A run of records
____________________

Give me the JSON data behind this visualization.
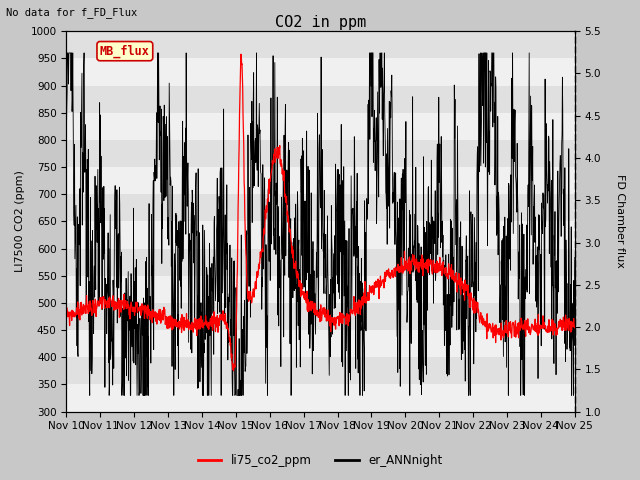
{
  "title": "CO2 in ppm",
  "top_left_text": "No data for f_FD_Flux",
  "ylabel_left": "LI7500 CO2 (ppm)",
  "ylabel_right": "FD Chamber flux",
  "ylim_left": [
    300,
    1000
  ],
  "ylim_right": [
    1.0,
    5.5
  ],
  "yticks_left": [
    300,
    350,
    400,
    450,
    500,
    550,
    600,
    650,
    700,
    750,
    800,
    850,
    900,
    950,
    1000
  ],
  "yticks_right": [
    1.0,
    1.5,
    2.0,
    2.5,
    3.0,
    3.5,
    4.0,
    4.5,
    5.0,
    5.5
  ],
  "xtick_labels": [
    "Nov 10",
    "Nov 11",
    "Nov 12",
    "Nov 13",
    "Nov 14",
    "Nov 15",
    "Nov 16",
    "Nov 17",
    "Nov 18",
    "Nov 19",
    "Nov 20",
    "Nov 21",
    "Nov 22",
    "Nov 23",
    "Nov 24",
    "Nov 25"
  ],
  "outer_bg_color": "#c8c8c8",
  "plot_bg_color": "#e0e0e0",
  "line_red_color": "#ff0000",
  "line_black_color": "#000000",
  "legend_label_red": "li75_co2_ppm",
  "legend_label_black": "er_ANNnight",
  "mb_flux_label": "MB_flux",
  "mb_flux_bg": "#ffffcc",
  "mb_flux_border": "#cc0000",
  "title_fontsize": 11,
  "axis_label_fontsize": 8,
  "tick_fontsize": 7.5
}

____________________

EXERCISE PROMPT.
Copy the data word for word. Pictures do not go in the copy.

THE RESULT.
Give me the JSON data behind this visualization.
{
  "title": "CO2 in ppm",
  "top_left_text": "No data for f_FD_Flux",
  "ylabel_left": "LI7500 CO2 (ppm)",
  "ylabel_right": "FD Chamber flux",
  "ylim_left": [
    300,
    1000
  ],
  "ylim_right": [
    1.0,
    5.5
  ],
  "yticks_left": [
    300,
    350,
    400,
    450,
    500,
    550,
    600,
    650,
    700,
    750,
    800,
    850,
    900,
    950,
    1000
  ],
  "yticks_right": [
    1.0,
    1.5,
    2.0,
    2.5,
    3.0,
    3.5,
    4.0,
    4.5,
    5.0,
    5.5
  ],
  "xtick_labels": [
    "Nov 10",
    "Nov 11",
    "Nov 12",
    "Nov 13",
    "Nov 14",
    "Nov 15",
    "Nov 16",
    "Nov 17",
    "Nov 18",
    "Nov 19",
    "Nov 20",
    "Nov 21",
    "Nov 22",
    "Nov 23",
    "Nov 24",
    "Nov 25"
  ],
  "outer_bg_color": "#c8c8c8",
  "plot_bg_color": "#e0e0e0",
  "line_red_color": "#ff0000",
  "line_black_color": "#000000",
  "legend_label_red": "li75_co2_ppm",
  "legend_label_black": "er_ANNnight",
  "mb_flux_label": "MB_flux",
  "mb_flux_bg": "#ffffcc",
  "mb_flux_border": "#cc0000",
  "title_fontsize": 11,
  "axis_label_fontsize": 8,
  "tick_fontsize": 7.5
}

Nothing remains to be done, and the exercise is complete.